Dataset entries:
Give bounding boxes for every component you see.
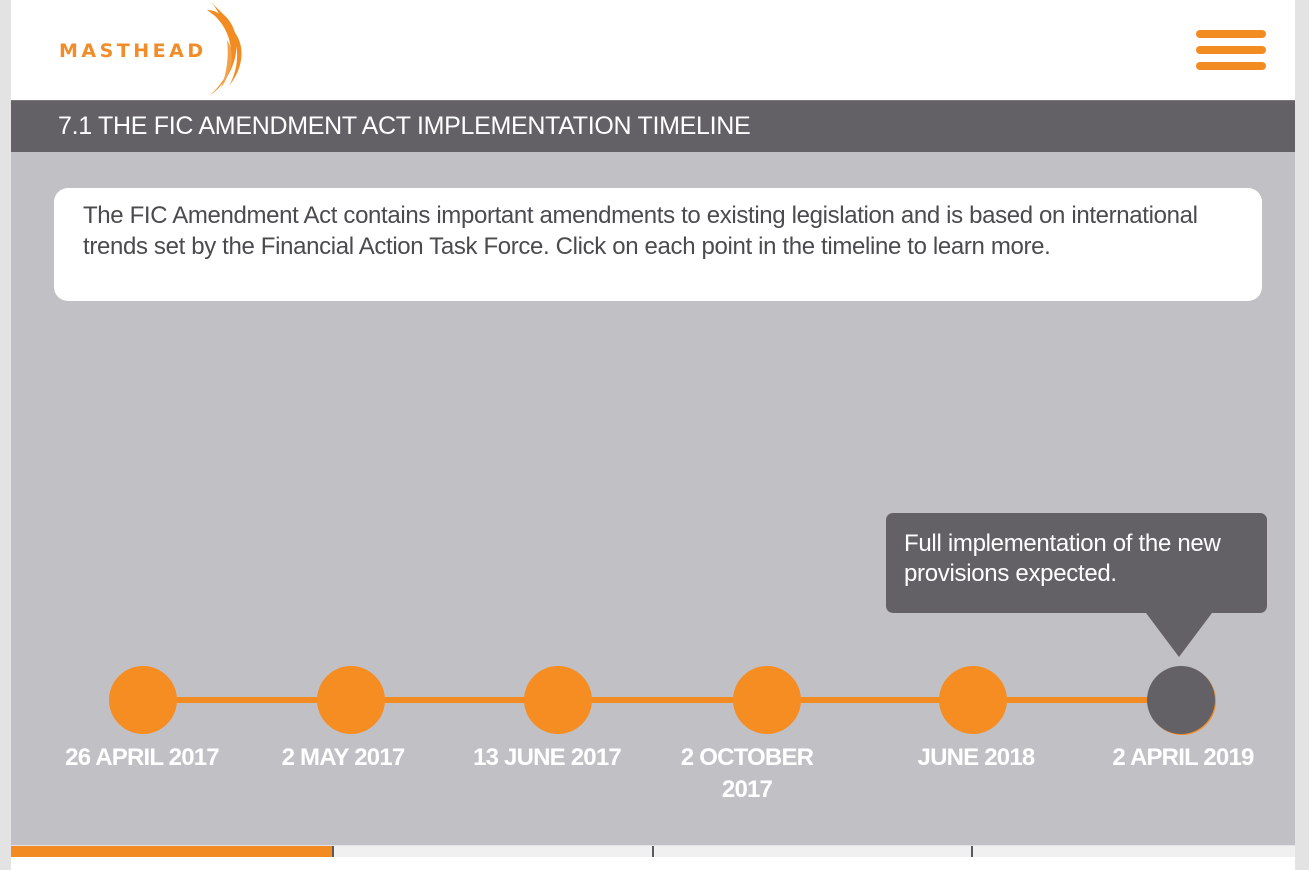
timeline-node-26-april-2017[interactable]	[109, 666, 177, 734]
timeline-node-2-may-2017[interactable]	[317, 666, 385, 734]
course-progress-bar	[11, 845, 1295, 858]
timeline-date-label[interactable]: 13 JUNE 2017	[442, 742, 652, 774]
timeline-date-label[interactable]: 2 OCTOBER 2017	[657, 742, 837, 806]
timeline-node-2-october-2017[interactable]	[733, 666, 801, 734]
left-border	[0, 0, 11, 870]
footer	[11, 857, 1295, 870]
logo-text: MASTHEAD	[59, 40, 207, 62]
intro-text: The FIC Amendment Act contains important…	[54, 188, 1262, 301]
timeline-tooltip: Full implementation of the new provision…	[886, 513, 1267, 613]
timeline-line	[143, 697, 1181, 703]
page-title: 7.1 THE FIC AMENDMENT ACT IMPLEMENTATION…	[58, 112, 751, 140]
right-scrollbar[interactable]	[1295, 0, 1309, 870]
timeline-date-label[interactable]: 2 APRIL 2019	[1078, 742, 1288, 774]
logo-swoosh-icon	[207, 2, 242, 96]
tooltip-arrow	[1146, 613, 1212, 657]
content-area: The FIC Amendment Act contains important…	[11, 152, 1295, 845]
masthead-logo: MASTHEAD	[59, 0, 259, 98]
title-bar: 7.1 THE FIC AMENDMENT ACT IMPLEMENTATION…	[11, 100, 1295, 152]
timeline-date-label[interactable]: JUNE 2018	[871, 742, 1081, 774]
timeline-date-label[interactable]: 26 APRIL 2017	[37, 742, 247, 774]
timeline-node-2-april-2019[interactable]	[1147, 666, 1215, 734]
hamburger-menu-button[interactable]	[1196, 29, 1266, 73]
timeline-node-13-june-2017[interactable]	[524, 666, 592, 734]
header: MASTHEAD	[11, 0, 1295, 100]
timeline-node-june-2018[interactable]	[939, 666, 1007, 734]
timeline-date-label[interactable]: 2 MAY 2017	[238, 742, 448, 774]
hamburger-menu-icon	[1196, 30, 1266, 38]
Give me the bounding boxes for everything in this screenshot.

## Aim of the task
Please show every line of the entries above that contains the string "icon", treating uppercase and lowercase letters as different.

## The reply
logo-swoosh-icon	[207, 2, 242, 96]
hamburger-menu-icon	[1196, 30, 1266, 38]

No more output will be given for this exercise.